INSTRUCTION: Return the listing below exactly, with the pictures dropped.

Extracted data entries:
• • •

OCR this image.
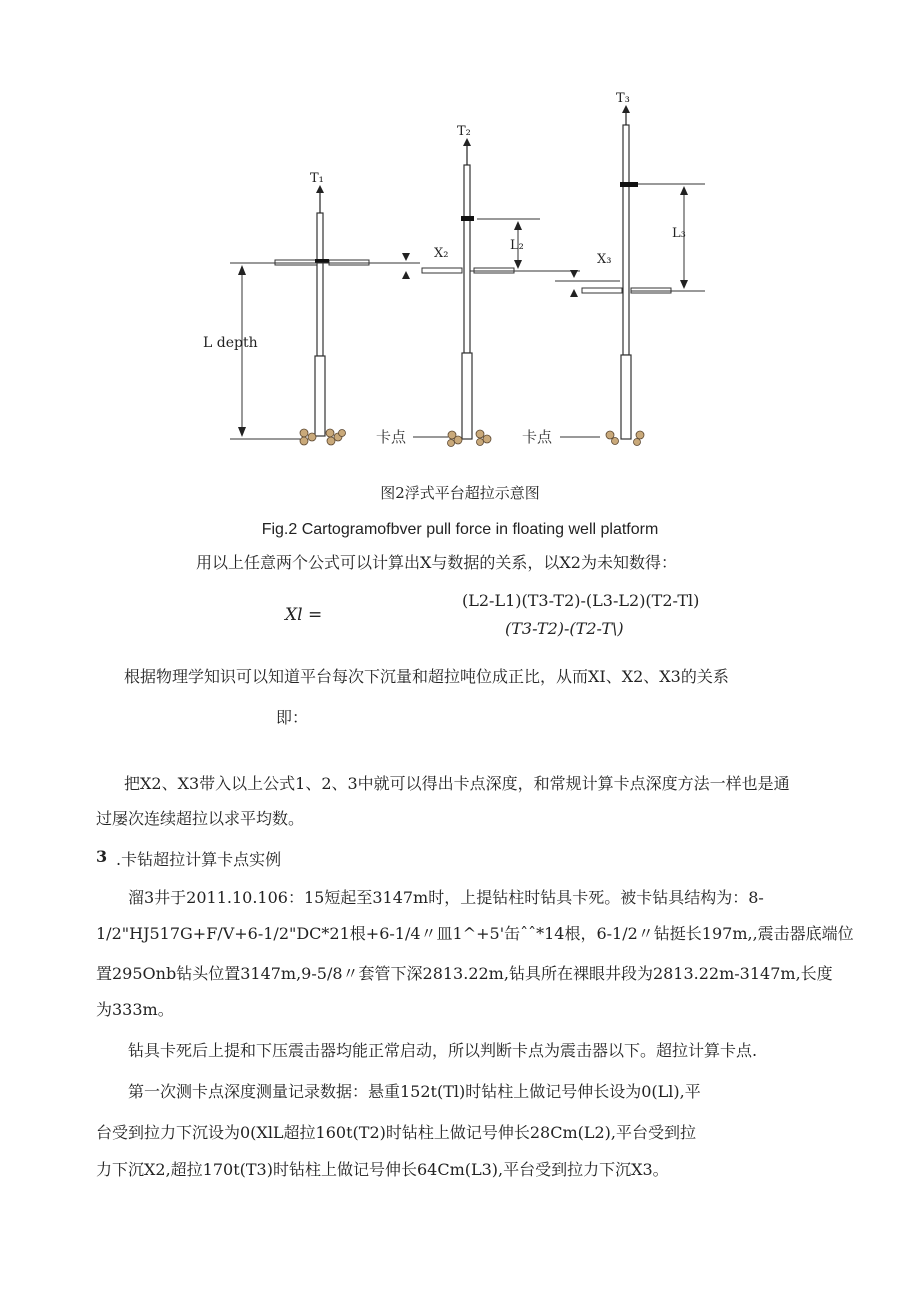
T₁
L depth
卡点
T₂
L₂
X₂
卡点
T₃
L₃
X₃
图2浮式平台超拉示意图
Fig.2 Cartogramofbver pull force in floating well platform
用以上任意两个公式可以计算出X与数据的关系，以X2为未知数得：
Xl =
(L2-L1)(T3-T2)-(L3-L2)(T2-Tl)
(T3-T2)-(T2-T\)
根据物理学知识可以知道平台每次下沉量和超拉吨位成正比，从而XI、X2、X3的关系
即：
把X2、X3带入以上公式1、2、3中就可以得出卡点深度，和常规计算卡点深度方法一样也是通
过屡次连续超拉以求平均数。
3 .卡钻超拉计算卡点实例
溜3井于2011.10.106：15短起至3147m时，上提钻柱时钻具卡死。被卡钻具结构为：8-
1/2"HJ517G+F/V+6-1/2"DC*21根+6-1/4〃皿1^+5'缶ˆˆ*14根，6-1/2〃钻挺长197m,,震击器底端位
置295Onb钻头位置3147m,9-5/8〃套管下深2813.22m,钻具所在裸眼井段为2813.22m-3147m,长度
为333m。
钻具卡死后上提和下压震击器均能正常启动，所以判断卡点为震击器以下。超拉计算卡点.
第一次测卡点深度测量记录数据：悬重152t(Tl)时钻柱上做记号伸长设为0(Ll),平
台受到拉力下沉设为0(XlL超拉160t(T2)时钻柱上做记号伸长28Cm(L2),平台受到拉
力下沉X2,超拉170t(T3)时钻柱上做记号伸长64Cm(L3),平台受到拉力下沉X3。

• • •

WRITTEN RESPONSE:
OCR this image.
T₁
L depth
卡点
T₂
L₂
X₂
卡点
T₃
L₃
X₃
图2浮式平台超拉示意图
Fig.2 Cartogramofbver pull force in floating well platform
用以上任意两个公式可以计算出X与数据的关系，以X2为未知数得：
Xl =
(L2-L1)(T3-T2)-(L3-L2)(T2-Tl)
(T3-T2)-(T2-T\)
根据物理学知识可以知道平台每次下沉量和超拉吨位成正比，从而XI、X2、X3的关系
即：
把X2、X3带入以上公式1、2、3中就可以得出卡点深度，和常规计算卡点深度方法一样也是通
过屡次连续超拉以求平均数。
3 .卡钻超拉计算卡点实例
溜3井于2011.10.106：15短起至3147m时，上提钻柱时钻具卡死。被卡钻具结构为：8-
1/2"HJ517G+F/V+6-1/2"DC*21根+6-1/4〃皿1^+5'缶ˆˆ*14根，6-1/2〃钻挺长197m,,震击器底端位
置295Onb钻头位置3147m,9-5/8〃套管下深2813.22m,钻具所在裸眼井段为2813.22m-3147m,长度
为333m。
钻具卡死后上提和下压震击器均能正常启动，所以判断卡点为震击器以下。超拉计算卡点.
第一次测卡点深度测量记录数据：悬重152t(Tl)时钻柱上做记号伸长设为0(Ll),平
台受到拉力下沉设为0(XlL超拉160t(T2)时钻柱上做记号伸长28Cm(L2),平台受到拉
力下沉X2,超拉170t(T3)时钻柱上做记号伸长64Cm(L3),平台受到拉力下沉X3。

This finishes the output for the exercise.